**Written request**
Check each line of the data below for the word "subtitle", then extract the ones that have it.

**Supplied entries**
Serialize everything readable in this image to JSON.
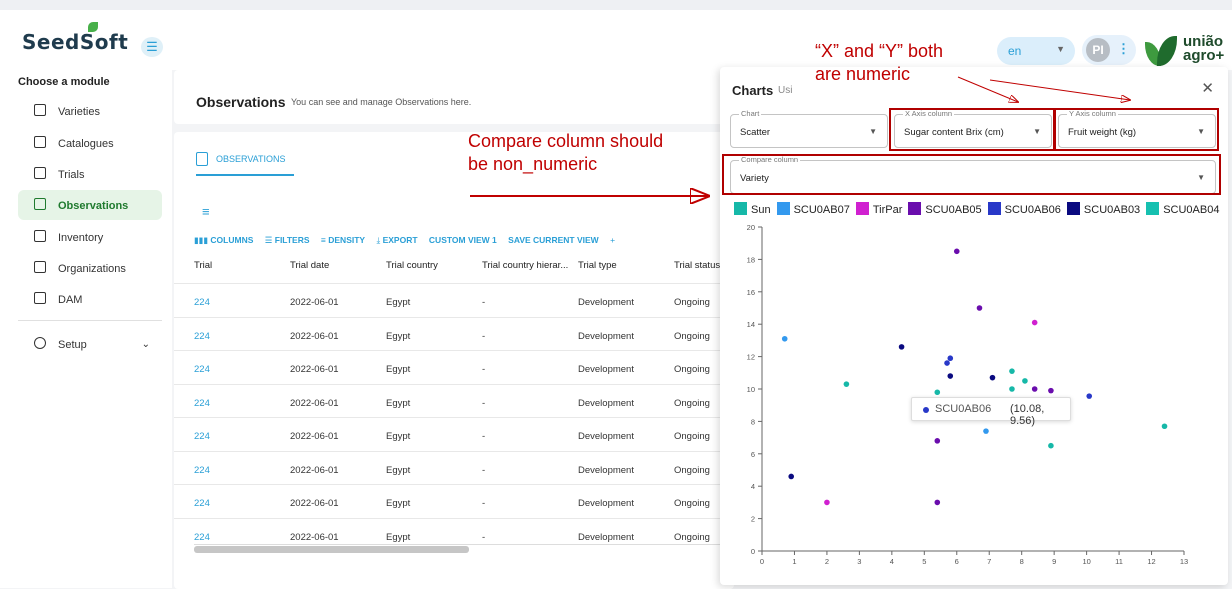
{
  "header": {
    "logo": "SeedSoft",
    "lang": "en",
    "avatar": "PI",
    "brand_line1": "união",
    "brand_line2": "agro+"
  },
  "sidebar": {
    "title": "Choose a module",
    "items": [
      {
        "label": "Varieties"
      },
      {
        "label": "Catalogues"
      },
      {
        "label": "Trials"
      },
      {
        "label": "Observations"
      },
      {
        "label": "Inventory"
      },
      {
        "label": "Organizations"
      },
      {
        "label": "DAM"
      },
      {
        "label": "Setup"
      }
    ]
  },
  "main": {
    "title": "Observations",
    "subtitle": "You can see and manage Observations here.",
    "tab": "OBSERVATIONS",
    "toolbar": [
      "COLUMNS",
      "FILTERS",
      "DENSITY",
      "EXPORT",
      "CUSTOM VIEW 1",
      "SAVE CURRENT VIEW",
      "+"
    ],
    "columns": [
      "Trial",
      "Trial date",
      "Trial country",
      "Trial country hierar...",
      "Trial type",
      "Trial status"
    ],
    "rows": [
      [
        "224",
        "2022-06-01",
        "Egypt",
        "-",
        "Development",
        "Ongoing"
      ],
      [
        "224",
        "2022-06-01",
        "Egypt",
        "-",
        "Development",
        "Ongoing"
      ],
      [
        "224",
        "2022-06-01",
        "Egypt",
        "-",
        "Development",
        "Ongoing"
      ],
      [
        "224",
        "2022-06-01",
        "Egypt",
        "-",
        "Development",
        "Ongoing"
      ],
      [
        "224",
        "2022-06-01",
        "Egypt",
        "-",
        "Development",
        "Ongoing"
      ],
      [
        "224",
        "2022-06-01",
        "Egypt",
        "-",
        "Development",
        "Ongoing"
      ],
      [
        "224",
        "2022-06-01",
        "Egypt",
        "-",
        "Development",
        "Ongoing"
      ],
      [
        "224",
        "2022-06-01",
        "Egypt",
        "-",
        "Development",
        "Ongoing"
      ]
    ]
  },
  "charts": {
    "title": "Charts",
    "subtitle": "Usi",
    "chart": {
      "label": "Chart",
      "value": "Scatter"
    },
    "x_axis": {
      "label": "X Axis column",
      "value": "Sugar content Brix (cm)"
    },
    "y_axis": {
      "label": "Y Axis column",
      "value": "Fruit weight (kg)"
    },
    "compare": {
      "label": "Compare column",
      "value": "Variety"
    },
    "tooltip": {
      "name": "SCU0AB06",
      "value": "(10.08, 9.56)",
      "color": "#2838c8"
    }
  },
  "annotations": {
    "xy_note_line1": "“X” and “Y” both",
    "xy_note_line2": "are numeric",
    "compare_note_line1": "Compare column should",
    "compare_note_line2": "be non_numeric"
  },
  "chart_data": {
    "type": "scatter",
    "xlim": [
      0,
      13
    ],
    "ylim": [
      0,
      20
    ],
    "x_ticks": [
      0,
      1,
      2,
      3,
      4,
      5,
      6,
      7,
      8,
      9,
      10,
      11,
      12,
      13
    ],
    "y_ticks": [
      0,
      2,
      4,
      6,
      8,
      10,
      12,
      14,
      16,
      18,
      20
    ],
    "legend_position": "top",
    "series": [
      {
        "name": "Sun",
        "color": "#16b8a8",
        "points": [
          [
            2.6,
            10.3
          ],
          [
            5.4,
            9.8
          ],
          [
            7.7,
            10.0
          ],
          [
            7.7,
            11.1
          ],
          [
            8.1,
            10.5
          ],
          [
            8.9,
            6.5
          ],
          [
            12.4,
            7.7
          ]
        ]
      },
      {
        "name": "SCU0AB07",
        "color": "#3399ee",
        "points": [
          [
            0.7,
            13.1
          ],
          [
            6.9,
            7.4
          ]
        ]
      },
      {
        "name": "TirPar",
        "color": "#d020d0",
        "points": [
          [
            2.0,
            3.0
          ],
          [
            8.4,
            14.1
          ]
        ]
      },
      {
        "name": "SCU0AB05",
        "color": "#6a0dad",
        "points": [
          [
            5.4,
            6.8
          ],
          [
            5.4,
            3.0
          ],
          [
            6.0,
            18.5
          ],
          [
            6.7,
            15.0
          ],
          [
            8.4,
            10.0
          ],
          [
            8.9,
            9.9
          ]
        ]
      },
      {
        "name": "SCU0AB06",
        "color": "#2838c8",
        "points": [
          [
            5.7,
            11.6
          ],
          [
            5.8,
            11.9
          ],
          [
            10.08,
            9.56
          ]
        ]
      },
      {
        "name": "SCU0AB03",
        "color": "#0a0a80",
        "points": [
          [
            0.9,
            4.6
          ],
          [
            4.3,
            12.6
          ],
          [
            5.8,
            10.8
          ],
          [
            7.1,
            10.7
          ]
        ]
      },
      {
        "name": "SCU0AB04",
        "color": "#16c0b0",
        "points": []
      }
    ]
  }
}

**Answer to this task**
    "subtitle": "You can see and manage Observations here.",
    "subtitle": "Usi",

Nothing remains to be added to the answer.